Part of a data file
%%

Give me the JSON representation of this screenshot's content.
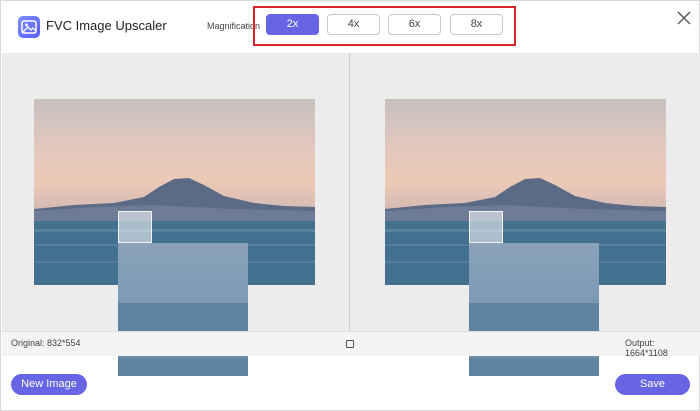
{
  "app": {
    "title": "FVC Image Upscaler",
    "icon": "image-upscaler-logo-icon",
    "accent_color": "#6764e6"
  },
  "magnification": {
    "label": "Magnification",
    "options": [
      "2x",
      "4x",
      "6x",
      "8x"
    ],
    "selected": "2x",
    "highlight_color": "#d9252b"
  },
  "preview": {
    "original_size_label": "Original: 832*554",
    "output_size_label": "Output: 1664*1108"
  },
  "actions": {
    "new_image_label": "New Image",
    "save_label": "Save"
  },
  "icons": {
    "close": "close-icon",
    "compare": "compare-toggle-icon"
  }
}
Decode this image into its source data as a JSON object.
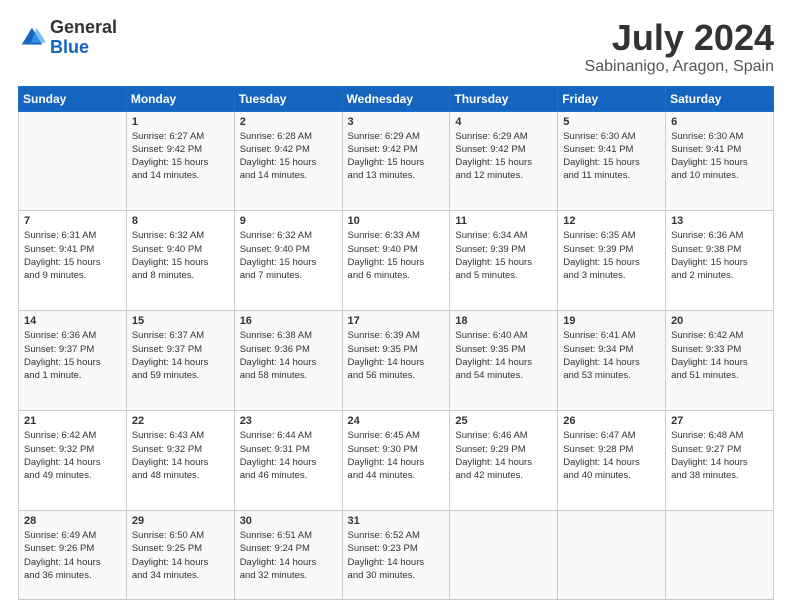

%%

**The exercise**
None of the pictures should appear; repeat the records exactly otherwise.

**Output of the task**
Give me the JSON representation of this screenshot's content.
{
  "app": {
    "title": "FVC Image Upscaler",
    "icon": "image-upscaler-logo-icon",
    "accent_color": "#6764e6"
  },
  "magnification": {
    "label": "Magnification",
    "options": [
      "2x",
      "4x",
      "6x",
      "8x"
    ],
    "selected": "2x",
    "highlight_color": "#d9252b"
  },
  "preview": {
    "original_size_label": "Original: 832*554",
    "output_size_label": "Output: 1664*1108"
  },
  "actions": {
    "new_image_label": "New Image",
    "save_label": "Save"
  },
  "icons": {
    "close": "close-icon",
    "compare": "compare-toggle-icon"
  }
}
Decode this image into its source data as a JSON object.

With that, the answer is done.